# Exercise brief
Below are records; count the lines in them that hold "цели" and give only the count.

(Stored items)
/---
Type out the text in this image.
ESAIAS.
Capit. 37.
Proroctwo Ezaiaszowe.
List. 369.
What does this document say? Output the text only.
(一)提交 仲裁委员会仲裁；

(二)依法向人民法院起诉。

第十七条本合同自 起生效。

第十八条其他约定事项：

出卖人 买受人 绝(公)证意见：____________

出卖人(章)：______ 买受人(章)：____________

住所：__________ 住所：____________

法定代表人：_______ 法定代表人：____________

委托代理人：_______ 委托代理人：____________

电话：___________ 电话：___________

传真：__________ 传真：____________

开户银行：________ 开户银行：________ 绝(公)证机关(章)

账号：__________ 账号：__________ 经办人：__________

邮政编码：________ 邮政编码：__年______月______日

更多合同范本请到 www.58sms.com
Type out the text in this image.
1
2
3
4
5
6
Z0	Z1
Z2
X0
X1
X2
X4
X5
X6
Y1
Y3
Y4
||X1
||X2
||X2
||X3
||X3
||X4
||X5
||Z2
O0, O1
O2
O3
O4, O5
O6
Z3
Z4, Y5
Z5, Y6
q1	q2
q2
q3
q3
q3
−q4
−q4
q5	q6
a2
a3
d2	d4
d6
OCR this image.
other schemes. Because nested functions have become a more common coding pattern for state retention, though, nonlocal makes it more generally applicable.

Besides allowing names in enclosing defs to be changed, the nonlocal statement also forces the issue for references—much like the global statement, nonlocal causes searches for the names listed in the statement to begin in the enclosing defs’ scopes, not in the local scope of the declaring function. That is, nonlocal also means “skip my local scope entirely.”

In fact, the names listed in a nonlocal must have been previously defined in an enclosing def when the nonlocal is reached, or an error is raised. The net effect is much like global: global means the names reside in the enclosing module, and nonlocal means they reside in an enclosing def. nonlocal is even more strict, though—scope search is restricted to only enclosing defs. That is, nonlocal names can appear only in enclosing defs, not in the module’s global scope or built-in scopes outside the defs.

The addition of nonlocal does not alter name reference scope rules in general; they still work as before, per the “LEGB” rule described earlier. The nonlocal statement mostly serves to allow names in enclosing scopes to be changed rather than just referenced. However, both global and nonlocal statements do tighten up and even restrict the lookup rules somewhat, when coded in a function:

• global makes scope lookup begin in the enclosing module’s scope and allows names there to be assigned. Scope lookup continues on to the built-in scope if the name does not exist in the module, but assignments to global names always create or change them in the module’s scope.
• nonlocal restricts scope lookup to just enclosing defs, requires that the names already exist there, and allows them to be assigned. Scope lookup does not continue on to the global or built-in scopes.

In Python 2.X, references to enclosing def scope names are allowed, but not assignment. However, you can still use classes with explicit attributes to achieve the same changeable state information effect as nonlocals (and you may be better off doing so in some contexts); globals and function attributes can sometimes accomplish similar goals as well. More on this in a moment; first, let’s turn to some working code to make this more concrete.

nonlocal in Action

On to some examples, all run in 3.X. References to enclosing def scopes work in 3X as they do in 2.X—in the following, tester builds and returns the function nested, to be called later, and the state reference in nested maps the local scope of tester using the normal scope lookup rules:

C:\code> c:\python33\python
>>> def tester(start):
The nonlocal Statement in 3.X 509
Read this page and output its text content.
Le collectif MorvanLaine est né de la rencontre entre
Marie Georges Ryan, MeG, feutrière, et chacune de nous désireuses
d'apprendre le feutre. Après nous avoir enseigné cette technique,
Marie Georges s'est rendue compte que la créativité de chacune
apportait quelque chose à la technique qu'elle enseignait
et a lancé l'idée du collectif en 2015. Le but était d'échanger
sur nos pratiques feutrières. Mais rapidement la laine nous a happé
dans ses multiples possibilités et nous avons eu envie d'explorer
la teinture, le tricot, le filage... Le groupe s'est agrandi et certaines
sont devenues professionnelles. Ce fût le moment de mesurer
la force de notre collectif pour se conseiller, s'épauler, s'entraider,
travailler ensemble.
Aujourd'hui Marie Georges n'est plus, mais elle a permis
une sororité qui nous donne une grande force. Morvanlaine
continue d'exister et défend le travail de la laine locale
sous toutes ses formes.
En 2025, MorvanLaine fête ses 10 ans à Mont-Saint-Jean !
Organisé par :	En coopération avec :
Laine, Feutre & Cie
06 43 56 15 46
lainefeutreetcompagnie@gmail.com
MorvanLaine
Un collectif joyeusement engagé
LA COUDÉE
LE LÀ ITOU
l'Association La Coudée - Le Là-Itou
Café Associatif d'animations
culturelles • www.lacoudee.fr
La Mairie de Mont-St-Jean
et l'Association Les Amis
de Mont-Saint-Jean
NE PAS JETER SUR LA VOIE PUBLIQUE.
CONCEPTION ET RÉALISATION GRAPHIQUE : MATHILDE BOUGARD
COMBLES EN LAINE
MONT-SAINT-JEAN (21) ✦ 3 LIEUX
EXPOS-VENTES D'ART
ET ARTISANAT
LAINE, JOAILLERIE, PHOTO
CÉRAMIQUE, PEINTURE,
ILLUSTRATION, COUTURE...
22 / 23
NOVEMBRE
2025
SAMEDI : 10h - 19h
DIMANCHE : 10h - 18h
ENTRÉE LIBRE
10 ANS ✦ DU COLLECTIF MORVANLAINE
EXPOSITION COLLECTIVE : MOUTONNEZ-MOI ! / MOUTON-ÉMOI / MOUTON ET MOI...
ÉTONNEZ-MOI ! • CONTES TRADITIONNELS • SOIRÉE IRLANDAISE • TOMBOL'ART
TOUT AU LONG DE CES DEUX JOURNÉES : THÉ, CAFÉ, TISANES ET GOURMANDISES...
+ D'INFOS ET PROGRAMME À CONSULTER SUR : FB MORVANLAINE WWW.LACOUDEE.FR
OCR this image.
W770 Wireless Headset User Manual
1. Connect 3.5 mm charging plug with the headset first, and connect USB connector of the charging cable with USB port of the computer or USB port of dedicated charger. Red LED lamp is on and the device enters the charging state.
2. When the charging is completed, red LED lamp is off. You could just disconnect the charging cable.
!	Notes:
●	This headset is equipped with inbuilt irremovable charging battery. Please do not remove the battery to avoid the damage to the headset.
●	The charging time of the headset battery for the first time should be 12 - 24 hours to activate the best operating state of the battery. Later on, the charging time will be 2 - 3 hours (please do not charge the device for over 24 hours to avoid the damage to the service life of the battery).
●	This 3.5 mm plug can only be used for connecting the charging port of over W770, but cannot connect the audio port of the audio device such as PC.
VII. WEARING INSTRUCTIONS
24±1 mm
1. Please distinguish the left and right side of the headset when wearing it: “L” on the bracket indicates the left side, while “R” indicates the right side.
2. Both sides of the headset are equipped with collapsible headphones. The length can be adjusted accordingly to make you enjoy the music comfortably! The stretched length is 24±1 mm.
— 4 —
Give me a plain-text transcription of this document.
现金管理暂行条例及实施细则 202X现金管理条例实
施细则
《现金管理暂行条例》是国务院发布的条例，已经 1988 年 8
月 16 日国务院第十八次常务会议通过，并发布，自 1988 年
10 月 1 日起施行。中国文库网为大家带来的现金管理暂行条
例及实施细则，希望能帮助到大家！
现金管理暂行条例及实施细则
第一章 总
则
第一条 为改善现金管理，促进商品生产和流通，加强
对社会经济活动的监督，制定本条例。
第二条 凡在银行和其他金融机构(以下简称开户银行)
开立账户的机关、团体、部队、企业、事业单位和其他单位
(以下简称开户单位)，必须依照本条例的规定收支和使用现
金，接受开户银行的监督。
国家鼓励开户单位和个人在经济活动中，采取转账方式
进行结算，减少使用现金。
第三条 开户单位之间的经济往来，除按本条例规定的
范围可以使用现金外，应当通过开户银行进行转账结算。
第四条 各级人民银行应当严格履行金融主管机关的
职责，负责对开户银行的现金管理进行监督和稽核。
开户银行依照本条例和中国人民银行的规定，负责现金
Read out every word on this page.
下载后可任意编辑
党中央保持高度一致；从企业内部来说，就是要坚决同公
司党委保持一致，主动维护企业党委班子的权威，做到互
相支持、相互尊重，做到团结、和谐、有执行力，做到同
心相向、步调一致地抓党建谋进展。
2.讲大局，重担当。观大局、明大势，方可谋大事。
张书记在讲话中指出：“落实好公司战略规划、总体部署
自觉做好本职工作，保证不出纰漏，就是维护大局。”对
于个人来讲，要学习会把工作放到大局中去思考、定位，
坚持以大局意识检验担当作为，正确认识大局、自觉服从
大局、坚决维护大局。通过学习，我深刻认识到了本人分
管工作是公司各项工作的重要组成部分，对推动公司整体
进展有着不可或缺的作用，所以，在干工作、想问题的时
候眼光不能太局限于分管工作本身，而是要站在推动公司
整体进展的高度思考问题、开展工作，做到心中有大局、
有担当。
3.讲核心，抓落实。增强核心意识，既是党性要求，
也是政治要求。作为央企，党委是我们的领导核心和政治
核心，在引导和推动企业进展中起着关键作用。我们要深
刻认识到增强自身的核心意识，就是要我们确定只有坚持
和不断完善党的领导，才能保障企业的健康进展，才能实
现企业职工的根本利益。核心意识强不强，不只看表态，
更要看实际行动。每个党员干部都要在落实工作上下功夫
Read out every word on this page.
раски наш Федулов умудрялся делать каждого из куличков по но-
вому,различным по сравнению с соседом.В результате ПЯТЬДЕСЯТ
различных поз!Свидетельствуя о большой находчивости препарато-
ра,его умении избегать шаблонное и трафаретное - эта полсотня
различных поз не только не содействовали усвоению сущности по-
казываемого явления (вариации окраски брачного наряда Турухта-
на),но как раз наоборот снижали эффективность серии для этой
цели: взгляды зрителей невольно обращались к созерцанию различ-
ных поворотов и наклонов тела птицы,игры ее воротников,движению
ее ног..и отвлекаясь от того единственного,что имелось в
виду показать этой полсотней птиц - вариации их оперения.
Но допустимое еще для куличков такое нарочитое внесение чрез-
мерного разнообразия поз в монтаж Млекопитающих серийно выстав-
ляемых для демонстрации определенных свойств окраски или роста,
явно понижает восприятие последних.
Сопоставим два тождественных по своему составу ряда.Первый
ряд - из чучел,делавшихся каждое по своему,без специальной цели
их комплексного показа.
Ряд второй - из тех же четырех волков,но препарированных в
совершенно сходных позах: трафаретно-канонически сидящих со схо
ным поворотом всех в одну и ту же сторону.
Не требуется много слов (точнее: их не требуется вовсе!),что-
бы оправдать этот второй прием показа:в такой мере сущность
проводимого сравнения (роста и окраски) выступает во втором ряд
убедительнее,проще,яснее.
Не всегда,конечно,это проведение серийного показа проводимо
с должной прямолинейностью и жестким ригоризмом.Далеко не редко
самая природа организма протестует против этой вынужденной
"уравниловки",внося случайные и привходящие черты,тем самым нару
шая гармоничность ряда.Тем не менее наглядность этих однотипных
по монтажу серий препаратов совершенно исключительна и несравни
\---
# Answer to the problem
2